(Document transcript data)
BEGIN

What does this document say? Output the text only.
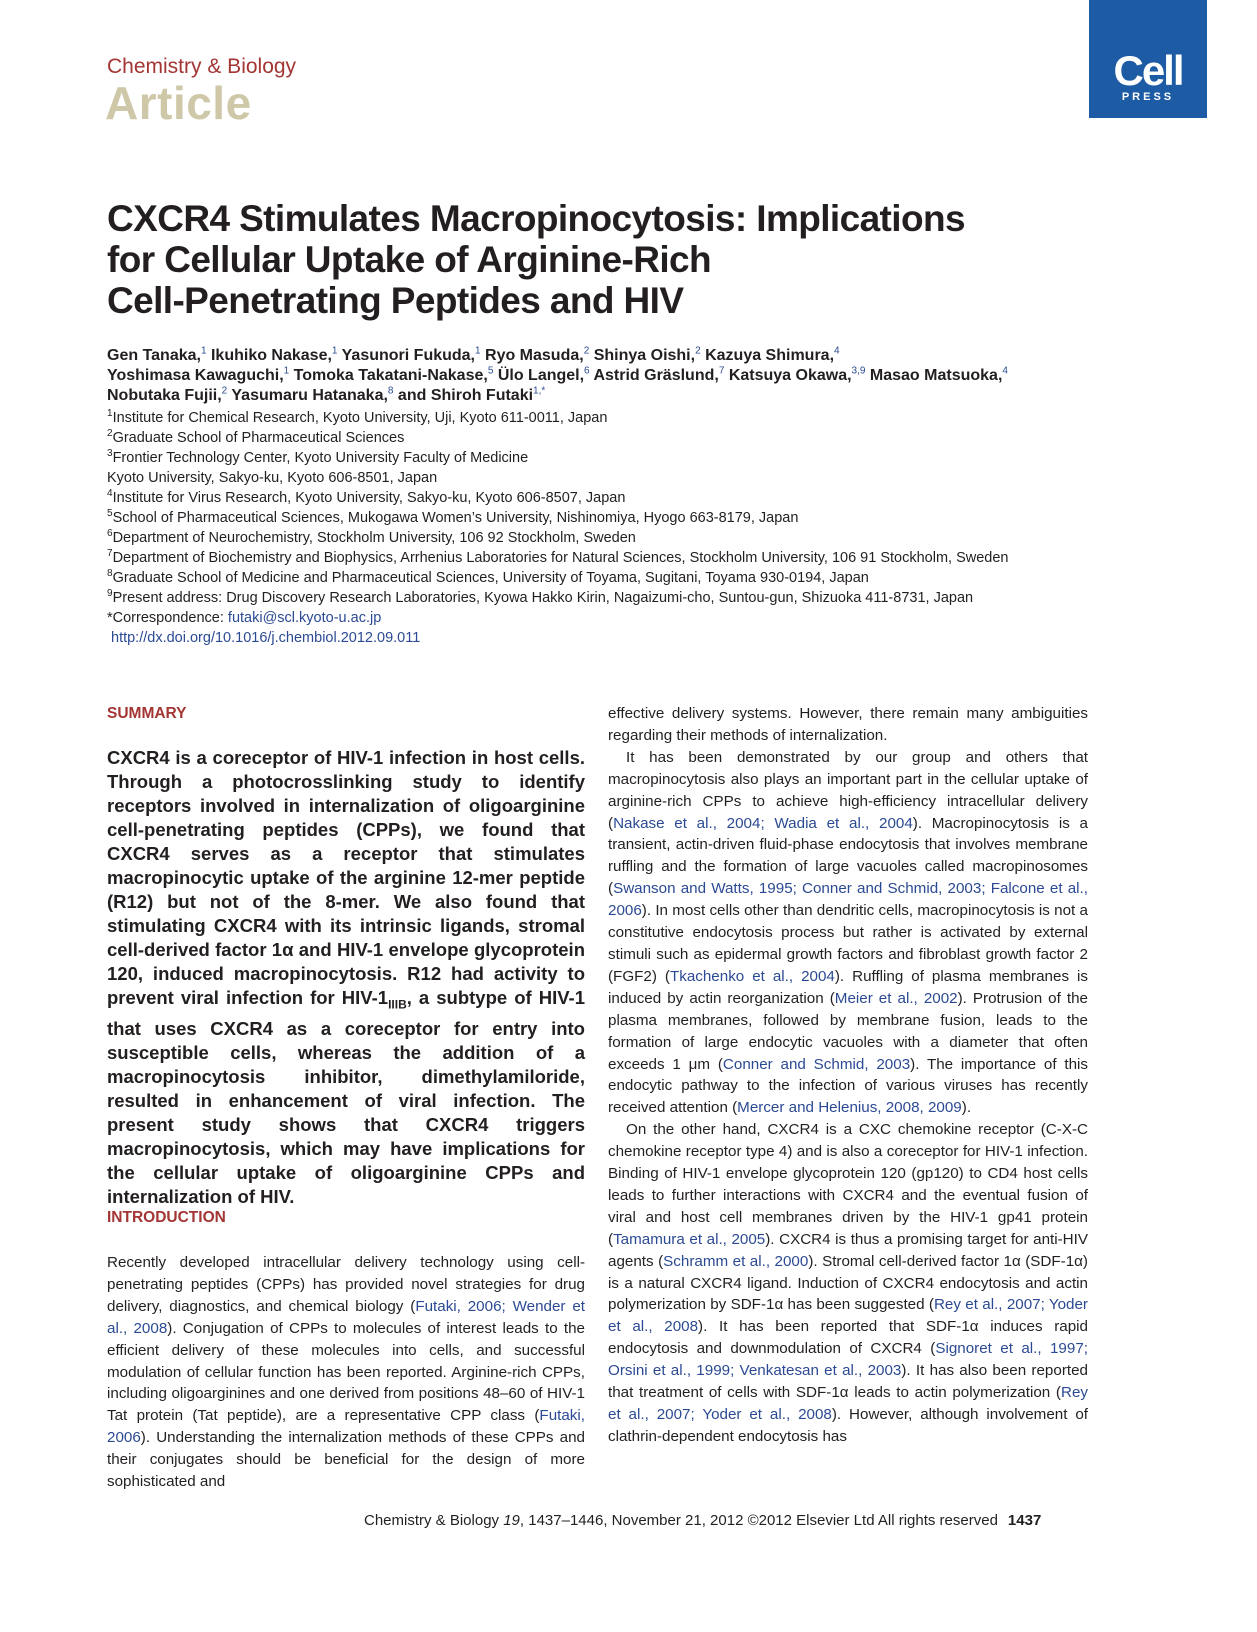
Chemistry & Biology
Article
Cell
PRESS
CXCR4 Stimulates Macropinocytosis: Implications
for Cellular Uptake of Arginine-Rich
Cell-Penetrating Peptides and HIV
Gen Tanaka,$^1$ Ikuhiko Nakase,$^1$ Yasunori Fukuda,$^1$ Ryo Masuda,$^2$ Shinya Oishi,$^2$ Kazuya Shimura,$^4$
Yoshimasa Kawaguchi,$^1$ Tomoka Takatani-Nakase,$^5$ Ülo Langel,$^6$ Astrid Gräslund,$^7$ Katsuya Okawa,$^{3,9}$ Masao Matsuoka,$^4$
Nobutaka Fujii,$^2$ Yasumaru Hatanaka,$^8$ and Shiroh Futaki$^{1,*}$
$^1$Institute for Chemical Research, Kyoto University, Uji, Kyoto 611-0011, Japan
$^2$Graduate School of Pharmaceutical Sciences
$^3$Frontier Technology Center, Kyoto University Faculty of Medicine
Kyoto University, Sakyo-ku, Kyoto 606-8501, Japan
$^4$Institute for Virus Research, Kyoto University, Sakyo-ku, Kyoto 606-8507, Japan
$^5$School of Pharmaceutical Sciences, Mukogawa Women’s University, Nishinomiya, Hyogo 663-8179, Japan
$^6$Department of Neurochemistry, Stockholm University, 106 92 Stockholm, Sweden
$^7$Department of Biochemistry and Biophysics, Arrhenius Laboratories for Natural Sciences, Stockholm University, 106 91 Stockholm, Sweden
$^8$Graduate School of Medicine and Pharmaceutical Sciences, University of Toyama, Sugitani, Toyama 930-0194, Japan
$^9$Present address: Drug Discovery Research Laboratories, Kyowa Hakko Kirin, Nagaizumi-cho, Suntou-gun, Shizuoka 411-8731, Japan
*Correspondence: futaki@scl.kyoto-u.ac.jp
http://dx.doi.org/10.1016/j.chembiol.2012.09.011
SUMMARY
CXCR4 is a coreceptor of HIV-1 infection in host cells. Through a photocrosslinking study to identify receptors involved in internalization of oligoarginine cell-penetrating peptides (CPPs), we found that CXCR4 serves as a receptor that stimulates macropinocytic uptake of the arginine 12-mer peptide (R12) but not of the 8-mer. We also found that stimulating CXCR4 with its intrinsic ligands, stromal cell-derived factor 1α and HIV-1 envelope glycoprotein 120, induced macropinocytosis. R12 had activity to prevent viral infection for HIV-$1_{IIIB}$, a subtype of HIV-1 that uses CXCR4 as a coreceptor for entry into susceptible cells, whereas the addition of a macropinocytosis inhibitor, dimethylamiloride, resulted in enhancement of viral infection. The present study shows that CXCR4 triggers macropinocytosis, which may have implications for the cellular uptake of oligoarginine CPPs and internalization of HIV.
INTRODUCTION

Recently developed intracellular delivery technology using cell-penetrating peptides (CPPs) has provided novel strategies for drug delivery, diagnostics, and chemical biology (Futaki, 2006; Wender et al., 2008). Conjugation of CPPs to molecules of interest leads to the efficient delivery of these molecules into cells, and successful modulation of cellular function has been reported. Arginine-rich CPPs, including oligoarginines and one derived from positions 48–60 of HIV-1 Tat protein (Tat peptide), are a representative CPP class (Futaki, 2006). Understanding the internalization methods of these CPPs and their conjugates should be beneficial for the design of more sophisticated and

effective delivery systems. However, there remain many ambiguities regarding their methods of internalization.

It has been demonstrated by our group and others that macropinocytosis also plays an important part in the cellular uptake of arginine-rich CPPs to achieve high-efficiency intracellular delivery (Nakase et al., 2004; Wadia et al., 2004). Macropinocytosis is a transient, actin-driven fluid-phase endocytosis that involves membrane ruffling and the formation of large vacuoles called macropinosomes (Swanson and Watts, 1995; Conner and Schmid, 2003; Falcone et al., 2006). In most cells other than dendritic cells, macropinocytosis is not a constitutive endocytosis process but rather is activated by external stimuli such as epidermal growth factors and fibroblast growth factor 2 (FGF2) (Tkachenko et al., 2004). Ruffling of plasma membranes is induced by actin reorganization (Meier et al., 2002). Protrusion of the plasma membranes, followed by membrane fusion, leads to the formation of large endocytic vacuoles with a diameter that often exceeds 1 μm (Conner and Schmid, 2003). The importance of this endocytic pathway to the infection of various viruses has recently received attention (Mercer and Helenius, 2008, 2009).

On the other hand, CXCR4 is a CXC chemokine receptor (C-X-C chemokine receptor type 4) and is also a coreceptor for HIV-1 infection. Binding of HIV-1 envelope glycoprotein 120 (gp120) to CD4 host cells leads to further interactions with CXCR4 and the eventual fusion of viral and host cell membranes driven by the HIV-1 gp41 protein (Tamamura et al., 2005). CXCR4 is thus a promising target for anti-HIV agents (Schramm et al., 2000). Stromal cell-derived factor 1α (SDF-1α) is a natural CXCR4 ligand. Induction of CXCR4 endocytosis and actin polymerization by SDF-1α has been suggested (Rey et al., 2007; Yoder et al., 2008). It has been reported that SDF-1α induces rapid endocytosis and downmodulation of CXCR4 (Signoret et al., 1997; Orsini et al., 1999; Venkatesan et al., 2003). It has also been reported that treatment of cells with SDF-1α leads to actin polymerization (Rey et al., 2007; Yoder et al., 2008). However, although involvement of clathrin-dependent endocytosis has

Chemistry & Biology 19, 1437–1446, November 21, 2012 ©2012 Elsevier Ltd All rights reserved 1437
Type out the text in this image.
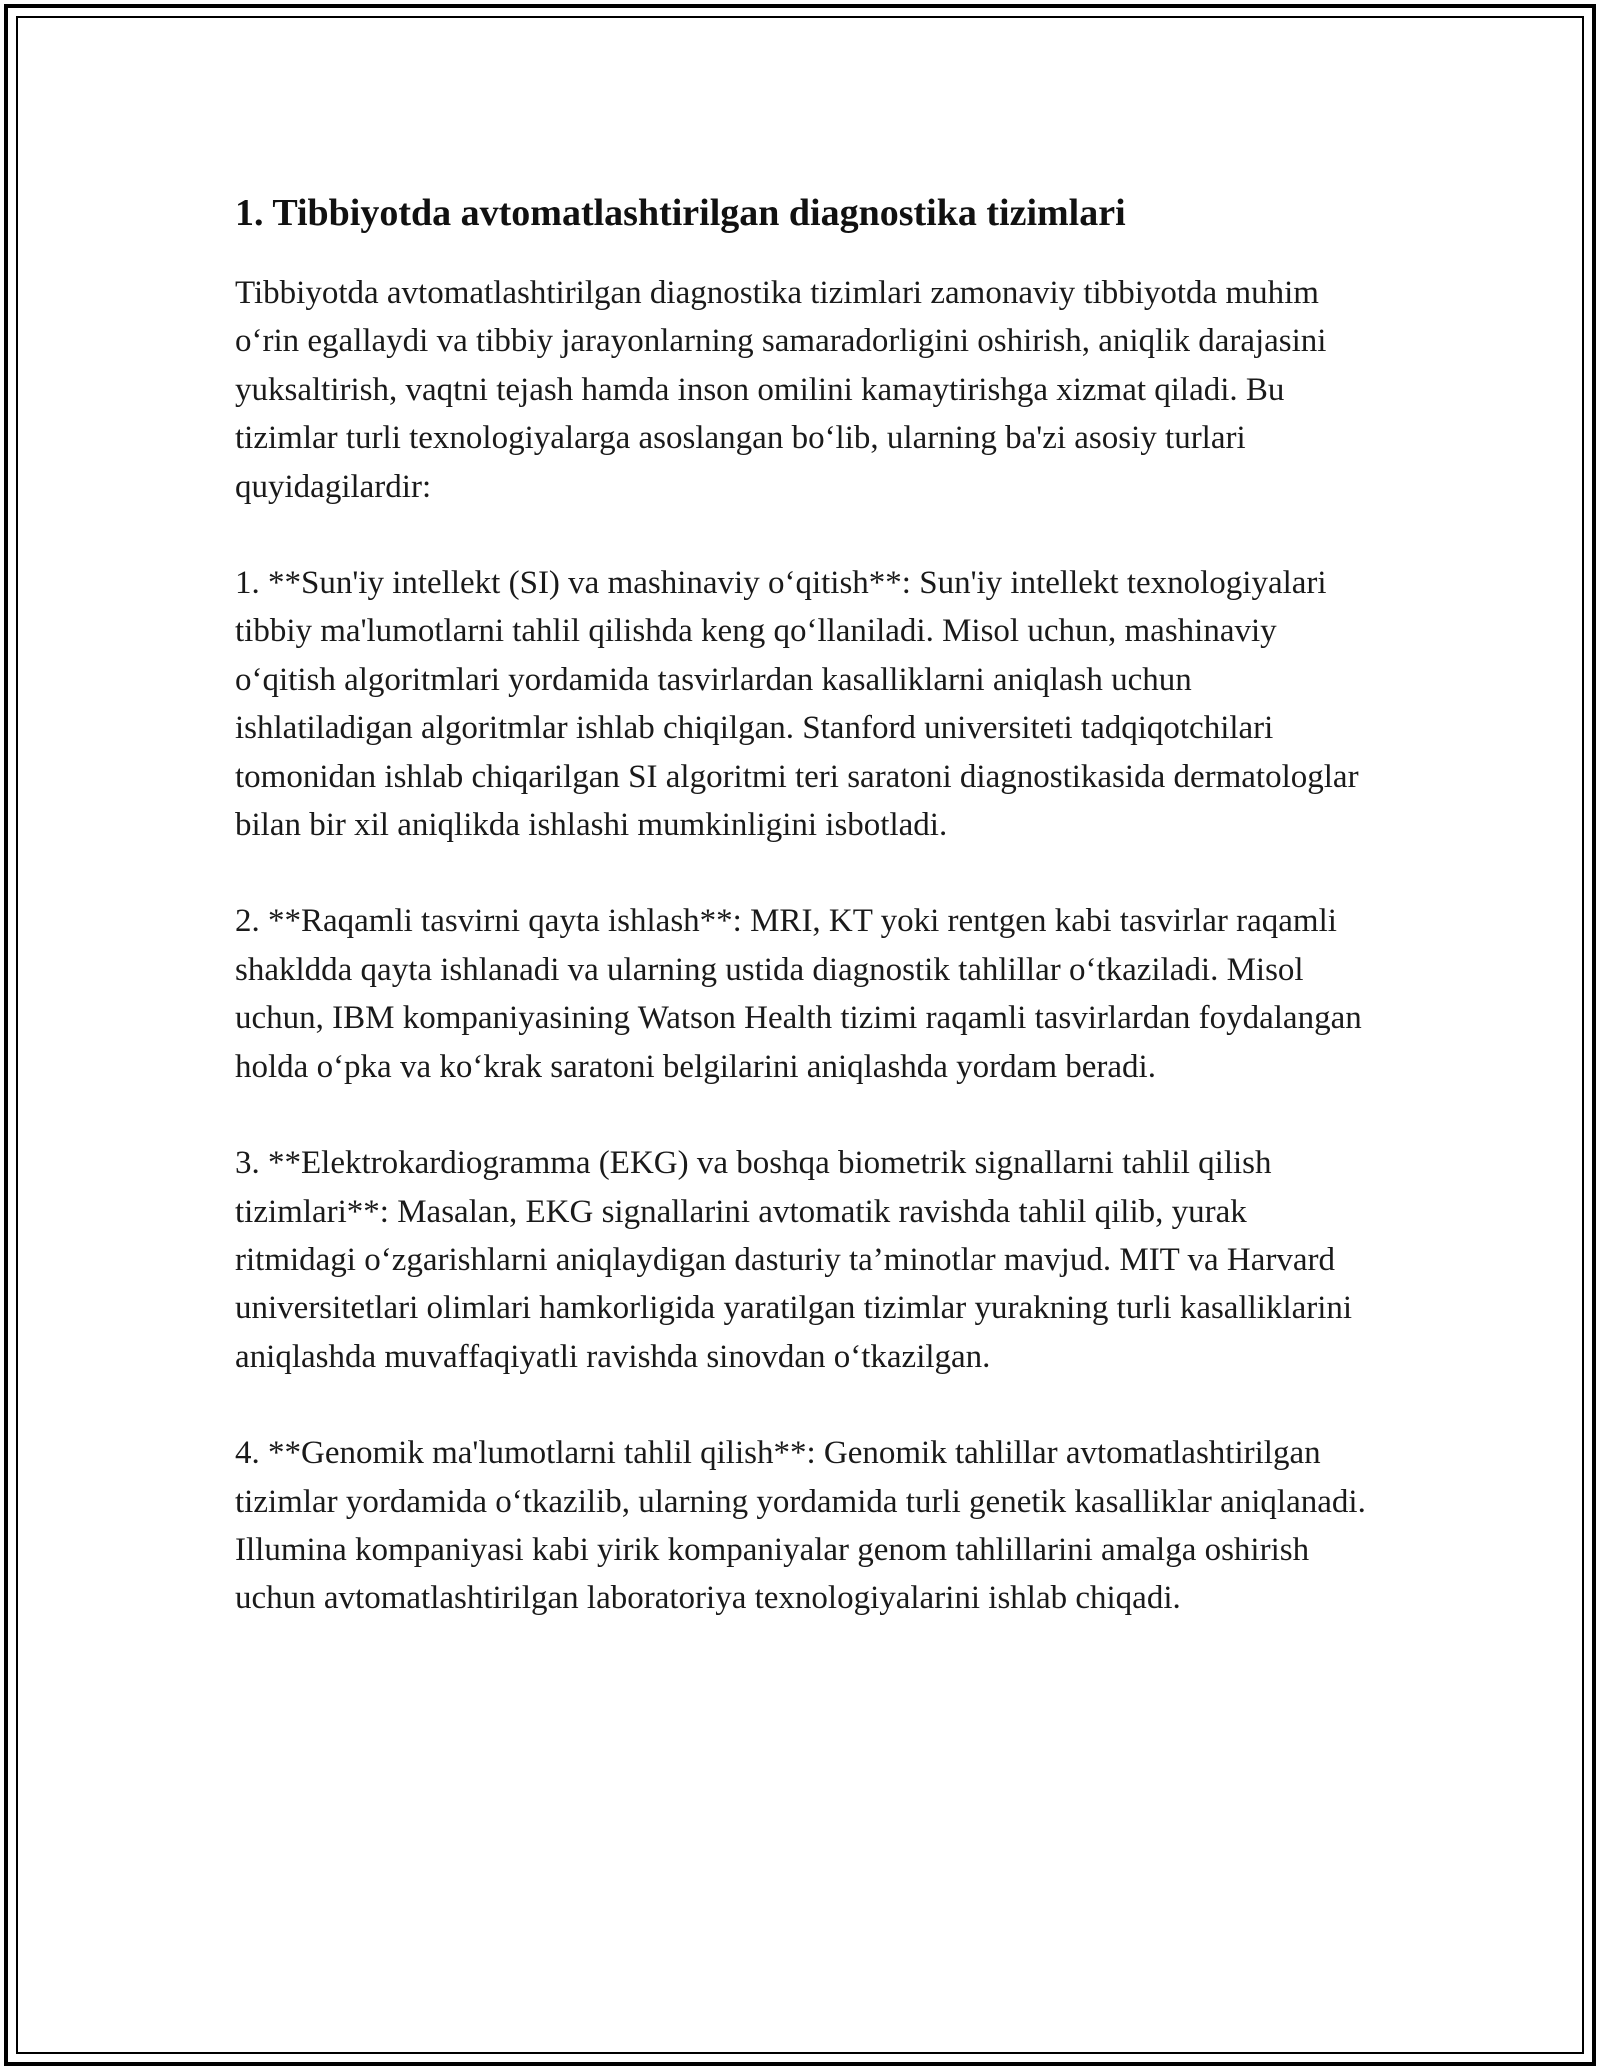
1. Tibbiyotda avtomatlashtirilgan diagnostika tizimlari

Tibbiyotda avtomatlashtirilgan diagnostika tizimlari zamonaviy tibbiyotda muhim o‘rin egallaydi va tibbiy jarayonlarning samaradorligini oshirish, aniqlik darajasini yuksaltirish, vaqtni tejash hamda inson omilini kamaytirishga xizmat qiladi. Bu tizimlar turli texnologiyalarga asoslangan bo‘lib, ularning ba'zi asosiy turlari quyidagilardir:

1. **Sun'iy intellekt (SI) va mashinaviy o‘qitish**: Sun'iy intellekt texnologiyalari tibbiy ma'lumotlarni tahlil qilishda keng qo‘llaniladi. Misol uchun, mashinaviy o‘qitish algoritmlari yordamida tasvirlardan kasalliklarni aniqlash uchun ishlatiladigan algoritmlar ishlab chiqilgan. Stanford universiteti tadqiqotchilari tomonidan ishlab chiqarilgan SI algoritmi teri saratoni diagnostikasida dermatologlar bilan bir xil aniqlikda ishlashi mumkinligini isbotladi.

2. **Raqamli tasvirni qayta ishlash**: MRI, KT yoki rentgen kabi tasvirlar raqamli shakldda qayta ishlanadi va ularning ustida diagnostik tahlillar o‘tkaziladi. Misol uchun, IBM kompaniyasining Watson Health tizimi raqamli tasvirlardan foydalangan holda o‘pka va ko‘krak saratoni belgilarini aniqlashda yordam beradi.

3. **Elektrokardiogramma (EKG) va boshqa biometrik signallarni tahlil qilish tizimlari**: Masalan, EKG signallarini avtomatik ravishda tahlil qilib, yurak ritmidagi o‘zgarishlarni aniqlaydigan dasturiy ta’minotlar mavjud. MIT va Harvard universitetlari olimlari hamkorligida yaratilgan tizimlar yurakning turli kasalliklarini aniqlashda muvaffaqiyatli ravishda sinovdan o‘tkazilgan.

4. **Genomik ma'lumotlarni tahlil qilish**: Genomik tahlillar avtomatlashtirilgan tizimlar yordamida o‘tkazilib, ularning yordamida turli genetik kasalliklar aniqlanadi. Illumina kompaniyasi kabi yirik kompaniyalar genom tahlillarini amalga oshirish uchun avtomatlashtirilgan laboratoriya texnologiyalarini ishlab chiqadi.
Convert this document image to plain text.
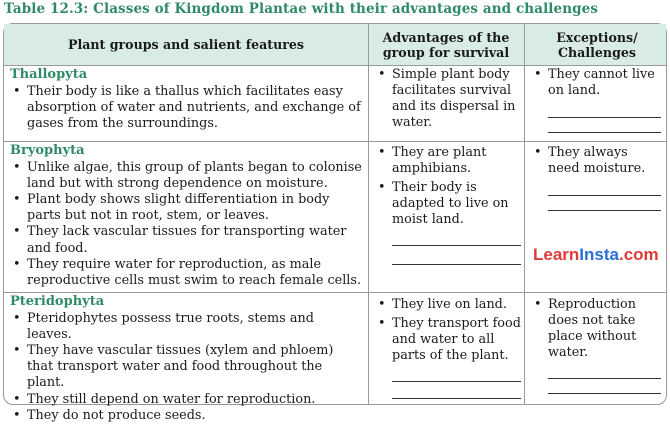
Table 12.3: Classes of Kingdom Plantae with their advantages and challenges
Plant groups and salient features	Advantages of the group for survival
Exceptions/ Challenges
Thallopyta
• Their body is like a thallus which facilitates easy absorption of water and nutrients, and exchange of gases from the surroundings.
• Simple plant body facilitates survival and its dispersal in water.
• They cannot live on land.
Bryophyta
• Unlike algae, this group of plants began to colonise land but with strong dependence on moisture.
• Plant body shows slight differentiation in body parts but not in root, stem, or leaves.
• They lack vascular tissues for transporting water and food.
• They require water for reproduction, as male reproductive cells must swim to reach female cells.
• They are plant amphibians.
• Their body is adapted to live on moist land.
• They always need moisture.
Pteridophyta
• Pteridophytes possess true roots, stems and leaves.
• They have vascular tissues (xylem and phloem) that transport water and food throughout the plant.
• They still depend on water for reproduction.
• They do not produce seeds.
• They live on land.
• They transport food and water to all parts of the plant.
• Reproduction does not take place without water.
LearnInsta.com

END

### DESCRIPTION OF THE TASK
Filter the entries above down to the lines that hold the word "tizimlari", and copy those lines.

### ANSWER TO THIS TASK
1. Tibbiyotda avtomatlashtirilgan diagnostika tizimlari
Tibbiyotda avtomatlashtirilgan diagnostika tizimlari zamonaviy tibbiyotda muhim o‘rin egallaydi va tibbiy jarayonlarning samaradorligini oshirish, aniqlik darajasini yuksaltirish, vaqtni tejash hamda inson omilini kamaytirishga xizmat qiladi. Bu tizimlar turli texnologiyalarga asoslangan bo‘lib, ularning ba'zi asosiy turlari quyidagilardir:
3. **Elektrokardiogramma (EKG) va boshqa biometrik signallarni tahlil qilish tizimlari**: Masalan, EKG signallarini avtomatik ravishda tahlil qilib, yurak ritmidagi o‘zgarishlarni aniqlaydigan dasturiy ta’minotlar mavjud. MIT va Harvard universitetlari olimlari hamkorligida yaratilgan tizimlar yurakning turli kasalliklarini aniqlashda muvaffaqiyatli ravishda sinovdan o‘tkazilgan.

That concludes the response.